▽

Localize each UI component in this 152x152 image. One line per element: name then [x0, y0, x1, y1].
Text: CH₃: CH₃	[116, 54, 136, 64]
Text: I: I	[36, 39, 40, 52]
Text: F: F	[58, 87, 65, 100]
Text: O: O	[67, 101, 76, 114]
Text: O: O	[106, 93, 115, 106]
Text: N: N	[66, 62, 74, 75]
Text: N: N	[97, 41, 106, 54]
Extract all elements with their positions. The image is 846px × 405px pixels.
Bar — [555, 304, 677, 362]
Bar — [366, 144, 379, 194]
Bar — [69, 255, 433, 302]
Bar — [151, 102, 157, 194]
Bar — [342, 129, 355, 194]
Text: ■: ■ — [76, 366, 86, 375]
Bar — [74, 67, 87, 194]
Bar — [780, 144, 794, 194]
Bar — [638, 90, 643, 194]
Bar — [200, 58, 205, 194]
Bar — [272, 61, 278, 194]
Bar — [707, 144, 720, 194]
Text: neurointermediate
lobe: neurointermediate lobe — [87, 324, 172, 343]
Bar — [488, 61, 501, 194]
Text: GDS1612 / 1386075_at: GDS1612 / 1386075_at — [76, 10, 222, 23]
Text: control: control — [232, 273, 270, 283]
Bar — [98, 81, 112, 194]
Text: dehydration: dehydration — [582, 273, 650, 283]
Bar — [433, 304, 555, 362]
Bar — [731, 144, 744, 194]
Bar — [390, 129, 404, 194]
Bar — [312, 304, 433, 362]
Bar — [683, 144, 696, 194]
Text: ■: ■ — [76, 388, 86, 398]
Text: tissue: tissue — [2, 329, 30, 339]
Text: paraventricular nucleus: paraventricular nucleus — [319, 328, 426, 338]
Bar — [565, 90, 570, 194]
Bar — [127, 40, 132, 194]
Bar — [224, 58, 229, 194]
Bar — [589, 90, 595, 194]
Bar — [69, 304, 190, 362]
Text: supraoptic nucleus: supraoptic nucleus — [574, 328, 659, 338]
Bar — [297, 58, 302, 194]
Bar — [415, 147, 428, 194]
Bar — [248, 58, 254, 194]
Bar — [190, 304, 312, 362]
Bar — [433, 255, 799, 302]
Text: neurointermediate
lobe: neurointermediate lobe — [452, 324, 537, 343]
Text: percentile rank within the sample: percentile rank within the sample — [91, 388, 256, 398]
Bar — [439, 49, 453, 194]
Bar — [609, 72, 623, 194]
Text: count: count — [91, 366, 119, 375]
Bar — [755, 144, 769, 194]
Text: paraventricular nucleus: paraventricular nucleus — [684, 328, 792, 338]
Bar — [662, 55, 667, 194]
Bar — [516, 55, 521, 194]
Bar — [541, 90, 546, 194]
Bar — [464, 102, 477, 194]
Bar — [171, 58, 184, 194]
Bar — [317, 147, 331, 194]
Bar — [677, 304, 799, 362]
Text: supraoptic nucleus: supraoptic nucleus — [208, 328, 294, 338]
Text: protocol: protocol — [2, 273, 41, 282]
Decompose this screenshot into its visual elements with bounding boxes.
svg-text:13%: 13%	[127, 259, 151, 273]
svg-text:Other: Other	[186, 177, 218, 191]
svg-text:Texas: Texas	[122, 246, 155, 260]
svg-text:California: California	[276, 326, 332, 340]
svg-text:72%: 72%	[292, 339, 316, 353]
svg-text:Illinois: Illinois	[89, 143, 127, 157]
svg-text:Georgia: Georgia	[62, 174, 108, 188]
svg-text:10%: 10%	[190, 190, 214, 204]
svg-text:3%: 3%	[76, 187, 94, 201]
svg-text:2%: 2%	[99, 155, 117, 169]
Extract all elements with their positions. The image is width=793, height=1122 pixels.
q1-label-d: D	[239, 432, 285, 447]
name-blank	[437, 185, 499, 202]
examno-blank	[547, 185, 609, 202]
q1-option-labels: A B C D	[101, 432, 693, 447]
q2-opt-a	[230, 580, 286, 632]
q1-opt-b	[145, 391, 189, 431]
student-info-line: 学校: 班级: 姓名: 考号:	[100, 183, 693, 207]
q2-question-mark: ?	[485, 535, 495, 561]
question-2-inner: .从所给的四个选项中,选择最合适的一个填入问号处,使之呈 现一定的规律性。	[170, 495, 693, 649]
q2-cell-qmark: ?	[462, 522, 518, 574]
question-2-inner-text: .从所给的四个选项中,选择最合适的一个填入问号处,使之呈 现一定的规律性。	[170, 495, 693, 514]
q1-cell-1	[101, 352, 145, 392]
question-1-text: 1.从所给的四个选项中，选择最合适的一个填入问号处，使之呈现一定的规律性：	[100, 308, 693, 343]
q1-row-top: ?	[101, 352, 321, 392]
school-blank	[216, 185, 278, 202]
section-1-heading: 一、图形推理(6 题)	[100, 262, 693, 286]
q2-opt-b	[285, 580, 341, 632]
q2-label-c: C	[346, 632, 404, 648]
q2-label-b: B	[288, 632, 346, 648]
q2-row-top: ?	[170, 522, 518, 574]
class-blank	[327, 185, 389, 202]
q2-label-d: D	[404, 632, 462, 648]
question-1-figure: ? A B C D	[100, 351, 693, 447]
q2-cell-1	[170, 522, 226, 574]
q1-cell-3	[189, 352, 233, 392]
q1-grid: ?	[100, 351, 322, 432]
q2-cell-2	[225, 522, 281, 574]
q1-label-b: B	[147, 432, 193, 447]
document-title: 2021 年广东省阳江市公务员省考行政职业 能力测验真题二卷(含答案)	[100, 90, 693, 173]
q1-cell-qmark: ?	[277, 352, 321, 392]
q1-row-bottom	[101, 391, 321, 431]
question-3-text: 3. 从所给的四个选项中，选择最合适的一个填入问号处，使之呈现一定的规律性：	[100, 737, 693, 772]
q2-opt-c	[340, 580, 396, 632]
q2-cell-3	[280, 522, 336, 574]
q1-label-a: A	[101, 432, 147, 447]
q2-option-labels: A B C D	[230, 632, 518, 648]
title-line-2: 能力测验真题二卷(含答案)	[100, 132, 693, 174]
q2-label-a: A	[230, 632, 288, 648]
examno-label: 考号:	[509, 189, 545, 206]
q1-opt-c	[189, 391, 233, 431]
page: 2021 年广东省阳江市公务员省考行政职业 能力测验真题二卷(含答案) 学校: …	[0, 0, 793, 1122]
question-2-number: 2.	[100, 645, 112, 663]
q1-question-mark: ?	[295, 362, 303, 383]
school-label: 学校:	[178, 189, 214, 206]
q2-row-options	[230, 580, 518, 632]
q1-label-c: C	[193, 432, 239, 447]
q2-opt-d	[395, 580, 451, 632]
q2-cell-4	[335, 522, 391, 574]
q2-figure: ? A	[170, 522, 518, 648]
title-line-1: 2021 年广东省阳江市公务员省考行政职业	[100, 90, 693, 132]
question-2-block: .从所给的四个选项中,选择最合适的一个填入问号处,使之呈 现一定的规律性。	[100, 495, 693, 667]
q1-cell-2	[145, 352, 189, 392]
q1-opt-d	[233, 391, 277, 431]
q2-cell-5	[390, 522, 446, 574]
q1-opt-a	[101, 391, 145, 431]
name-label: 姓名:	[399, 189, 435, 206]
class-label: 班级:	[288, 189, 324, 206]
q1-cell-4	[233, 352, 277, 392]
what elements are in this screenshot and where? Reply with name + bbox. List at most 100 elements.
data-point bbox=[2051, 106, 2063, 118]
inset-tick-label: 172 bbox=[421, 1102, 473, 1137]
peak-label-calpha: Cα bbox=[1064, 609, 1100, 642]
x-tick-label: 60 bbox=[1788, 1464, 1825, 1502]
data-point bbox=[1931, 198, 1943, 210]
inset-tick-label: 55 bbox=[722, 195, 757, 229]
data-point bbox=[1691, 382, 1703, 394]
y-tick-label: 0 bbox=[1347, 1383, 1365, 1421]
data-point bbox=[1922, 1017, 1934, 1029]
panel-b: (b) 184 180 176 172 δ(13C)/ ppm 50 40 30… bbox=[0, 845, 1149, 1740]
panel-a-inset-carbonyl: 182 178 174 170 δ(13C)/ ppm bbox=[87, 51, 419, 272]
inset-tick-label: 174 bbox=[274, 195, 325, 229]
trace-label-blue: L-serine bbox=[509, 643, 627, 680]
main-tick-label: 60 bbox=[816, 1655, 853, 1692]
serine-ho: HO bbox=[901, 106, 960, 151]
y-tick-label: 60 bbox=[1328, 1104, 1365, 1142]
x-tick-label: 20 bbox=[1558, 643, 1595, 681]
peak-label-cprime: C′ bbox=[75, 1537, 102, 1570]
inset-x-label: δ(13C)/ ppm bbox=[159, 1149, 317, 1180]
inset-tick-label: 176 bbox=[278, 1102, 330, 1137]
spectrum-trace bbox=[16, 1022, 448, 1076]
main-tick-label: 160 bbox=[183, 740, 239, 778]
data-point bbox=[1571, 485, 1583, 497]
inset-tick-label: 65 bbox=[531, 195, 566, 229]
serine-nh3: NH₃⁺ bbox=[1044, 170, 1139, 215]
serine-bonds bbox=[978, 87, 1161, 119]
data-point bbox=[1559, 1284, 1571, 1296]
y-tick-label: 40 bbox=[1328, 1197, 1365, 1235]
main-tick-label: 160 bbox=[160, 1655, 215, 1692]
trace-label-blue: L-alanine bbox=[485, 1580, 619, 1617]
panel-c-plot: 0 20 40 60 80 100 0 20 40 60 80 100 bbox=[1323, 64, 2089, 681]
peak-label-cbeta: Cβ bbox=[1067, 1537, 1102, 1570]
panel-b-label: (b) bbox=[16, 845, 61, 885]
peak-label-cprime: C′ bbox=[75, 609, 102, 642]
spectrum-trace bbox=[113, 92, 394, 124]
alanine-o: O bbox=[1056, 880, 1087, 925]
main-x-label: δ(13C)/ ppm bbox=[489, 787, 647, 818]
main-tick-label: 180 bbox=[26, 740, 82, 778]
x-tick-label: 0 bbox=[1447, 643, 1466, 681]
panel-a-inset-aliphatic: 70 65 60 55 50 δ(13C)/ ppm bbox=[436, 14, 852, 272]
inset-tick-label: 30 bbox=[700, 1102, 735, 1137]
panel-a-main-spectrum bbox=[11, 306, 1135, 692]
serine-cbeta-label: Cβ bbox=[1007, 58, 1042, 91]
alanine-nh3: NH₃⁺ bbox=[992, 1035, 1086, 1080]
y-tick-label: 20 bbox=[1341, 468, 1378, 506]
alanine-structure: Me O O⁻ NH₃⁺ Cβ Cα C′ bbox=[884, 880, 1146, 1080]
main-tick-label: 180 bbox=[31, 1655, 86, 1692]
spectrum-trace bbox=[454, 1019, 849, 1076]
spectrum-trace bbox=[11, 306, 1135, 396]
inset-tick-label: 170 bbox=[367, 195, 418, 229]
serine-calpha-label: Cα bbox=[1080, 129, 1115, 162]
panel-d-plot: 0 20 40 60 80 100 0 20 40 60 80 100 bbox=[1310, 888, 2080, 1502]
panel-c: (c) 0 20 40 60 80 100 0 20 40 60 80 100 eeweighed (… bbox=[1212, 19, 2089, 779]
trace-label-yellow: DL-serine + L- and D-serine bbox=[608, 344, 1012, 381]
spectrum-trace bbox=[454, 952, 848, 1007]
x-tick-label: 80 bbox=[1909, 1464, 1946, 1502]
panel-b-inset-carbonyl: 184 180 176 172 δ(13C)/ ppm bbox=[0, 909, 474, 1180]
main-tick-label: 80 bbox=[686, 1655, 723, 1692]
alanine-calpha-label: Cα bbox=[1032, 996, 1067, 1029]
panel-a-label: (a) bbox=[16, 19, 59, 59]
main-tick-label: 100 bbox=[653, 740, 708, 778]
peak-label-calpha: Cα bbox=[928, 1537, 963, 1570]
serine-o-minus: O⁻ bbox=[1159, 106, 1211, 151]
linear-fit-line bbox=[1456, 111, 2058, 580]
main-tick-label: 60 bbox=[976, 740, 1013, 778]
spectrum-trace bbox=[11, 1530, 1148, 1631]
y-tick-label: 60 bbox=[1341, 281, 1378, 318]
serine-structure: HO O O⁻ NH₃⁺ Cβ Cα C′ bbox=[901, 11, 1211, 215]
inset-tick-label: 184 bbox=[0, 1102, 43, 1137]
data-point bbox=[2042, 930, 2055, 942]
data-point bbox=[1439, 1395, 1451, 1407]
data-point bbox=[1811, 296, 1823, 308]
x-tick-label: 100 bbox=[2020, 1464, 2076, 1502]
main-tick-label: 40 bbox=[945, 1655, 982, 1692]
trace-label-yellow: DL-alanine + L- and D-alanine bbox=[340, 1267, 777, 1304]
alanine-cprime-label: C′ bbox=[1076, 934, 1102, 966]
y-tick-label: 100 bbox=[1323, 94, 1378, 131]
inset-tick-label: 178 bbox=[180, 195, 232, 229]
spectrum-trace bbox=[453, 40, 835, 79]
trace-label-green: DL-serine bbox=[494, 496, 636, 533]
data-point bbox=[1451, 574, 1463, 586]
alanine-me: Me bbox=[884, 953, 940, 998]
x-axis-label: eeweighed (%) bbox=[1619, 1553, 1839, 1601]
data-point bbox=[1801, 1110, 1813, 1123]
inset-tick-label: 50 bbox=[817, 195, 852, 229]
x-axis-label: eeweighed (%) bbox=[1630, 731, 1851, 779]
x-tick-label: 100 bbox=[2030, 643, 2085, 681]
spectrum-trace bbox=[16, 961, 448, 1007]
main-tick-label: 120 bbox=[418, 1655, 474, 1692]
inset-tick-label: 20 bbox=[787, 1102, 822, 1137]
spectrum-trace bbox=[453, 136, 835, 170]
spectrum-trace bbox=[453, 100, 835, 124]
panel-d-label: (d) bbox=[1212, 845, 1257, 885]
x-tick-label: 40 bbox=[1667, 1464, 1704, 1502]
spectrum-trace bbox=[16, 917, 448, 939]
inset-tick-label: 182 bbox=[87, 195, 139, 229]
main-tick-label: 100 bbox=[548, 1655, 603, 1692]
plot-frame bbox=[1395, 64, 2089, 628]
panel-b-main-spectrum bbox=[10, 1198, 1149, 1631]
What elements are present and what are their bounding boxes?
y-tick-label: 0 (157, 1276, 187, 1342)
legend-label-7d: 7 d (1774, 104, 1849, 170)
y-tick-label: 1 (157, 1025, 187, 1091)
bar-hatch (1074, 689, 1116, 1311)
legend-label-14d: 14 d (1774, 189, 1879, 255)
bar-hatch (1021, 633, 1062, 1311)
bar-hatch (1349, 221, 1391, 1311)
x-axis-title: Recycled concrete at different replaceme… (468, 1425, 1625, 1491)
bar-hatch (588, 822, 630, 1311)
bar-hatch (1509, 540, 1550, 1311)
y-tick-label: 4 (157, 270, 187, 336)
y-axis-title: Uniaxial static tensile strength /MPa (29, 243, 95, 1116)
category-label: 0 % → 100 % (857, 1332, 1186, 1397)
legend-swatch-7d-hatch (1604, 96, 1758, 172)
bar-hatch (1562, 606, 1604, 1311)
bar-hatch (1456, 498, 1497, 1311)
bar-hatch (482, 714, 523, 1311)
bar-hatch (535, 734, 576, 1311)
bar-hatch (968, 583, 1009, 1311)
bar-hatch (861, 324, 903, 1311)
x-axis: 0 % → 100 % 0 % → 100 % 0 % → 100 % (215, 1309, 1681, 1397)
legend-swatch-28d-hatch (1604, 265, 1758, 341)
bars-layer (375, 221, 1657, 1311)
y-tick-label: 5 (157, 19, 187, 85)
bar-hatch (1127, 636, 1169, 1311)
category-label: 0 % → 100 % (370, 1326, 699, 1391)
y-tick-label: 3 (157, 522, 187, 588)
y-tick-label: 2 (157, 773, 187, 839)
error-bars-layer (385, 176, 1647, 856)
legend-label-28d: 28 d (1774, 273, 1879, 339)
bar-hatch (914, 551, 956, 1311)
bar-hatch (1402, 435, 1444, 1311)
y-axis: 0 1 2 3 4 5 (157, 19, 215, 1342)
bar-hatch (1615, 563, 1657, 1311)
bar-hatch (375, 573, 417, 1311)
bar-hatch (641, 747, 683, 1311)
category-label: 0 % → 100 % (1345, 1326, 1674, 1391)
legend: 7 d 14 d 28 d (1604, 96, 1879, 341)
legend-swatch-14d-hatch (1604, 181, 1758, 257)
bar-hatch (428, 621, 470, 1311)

△

● Do this
Copy the records word for word, starting at the very first line and stopping after the line that contains "62, 74, 75]".

● Result of the task
Localize each UI component in this 152x152 image. One line per element: name then [x0, y0, x1, y1].
Text: CH₃: CH₃	[116, 54, 136, 64]
Text: I: I	[36, 39, 40, 52]
Text: F: F	[58, 87, 65, 100]
Text: O: O	[67, 101, 76, 114]
Text: O: O	[106, 93, 115, 106]
Text: N: N	[66, 62, 74, 75]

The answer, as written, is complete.